** EXERCISE OBJECTIVE **
Copy out each line that has "this" in it.
***** THE INPUT
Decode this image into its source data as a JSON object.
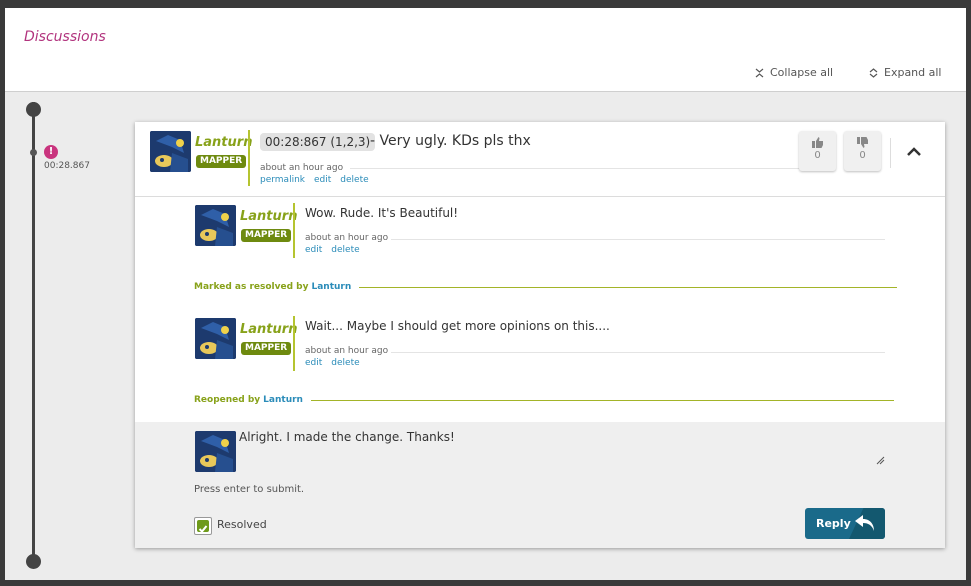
{
  "header": {
    "title": "Discussions",
    "collapse_all": "Collapse all",
    "expand_all": "Expand all"
  },
  "timeline": {
    "timestamp": "00:28.867",
    "alert_glyph": "!"
  },
  "discussion": {
    "author": "Lanturn",
    "badge": "MAPPER",
    "timestamp_ref": "00:28:867 (1,2,3)",
    "message": "- Very ugly. KDs pls thx",
    "time": "about an hour ago",
    "links": {
      "permalink": "permalink",
      "edit": "edit",
      "delete": "delete"
    },
    "votes": {
      "up": "0",
      "down": "0"
    }
  },
  "replies": [
    {
      "author": "Lanturn",
      "badge": "MAPPER",
      "message": "Wow. Rude. It's Beautiful!",
      "time": "about an hour ago",
      "edit": "edit",
      "delete": "delete"
    },
    {
      "author": "Lanturn",
      "badge": "MAPPER",
      "message": "Wait... Maybe I should get more opinions on this....",
      "time": "about an hour ago",
      "edit": "edit",
      "delete": "delete"
    }
  ],
  "status_events": [
    {
      "text": "Marked as resolved by",
      "user": "Lanturn"
    },
    {
      "text": "Reopened by",
      "user": "Lanturn"
    }
  ],
  "compose": {
    "value": "Alright. I made the change. Thanks!",
    "hint": "Press enter to submit.",
    "resolved_label": "Resolved",
    "resolved_checked": true,
    "reply_button": "Reply"
  },
  "colors": {
    "title": "#b2347e",
    "username": "#88a21a",
    "badge": "#6e8a0f",
    "link": "#2b8cb9",
    "reply_button": "#1a6a8a",
    "timeline": "#444444",
    "alert": "#c9347e"
  },
  "icons": [
    "collapse-all-icon",
    "expand-all-icon",
    "alert-icon",
    "thumbs-up-icon",
    "thumbs-down-icon",
    "chevron-up-icon",
    "reply-arrow-icon",
    "checkmark-icon",
    "resize-grip-icon"
  ]
}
**********
** TASK OUTPUT **
Decode this image into its source data as a JSON object.
      "message": "Wait... Maybe I should get more opinions on this....",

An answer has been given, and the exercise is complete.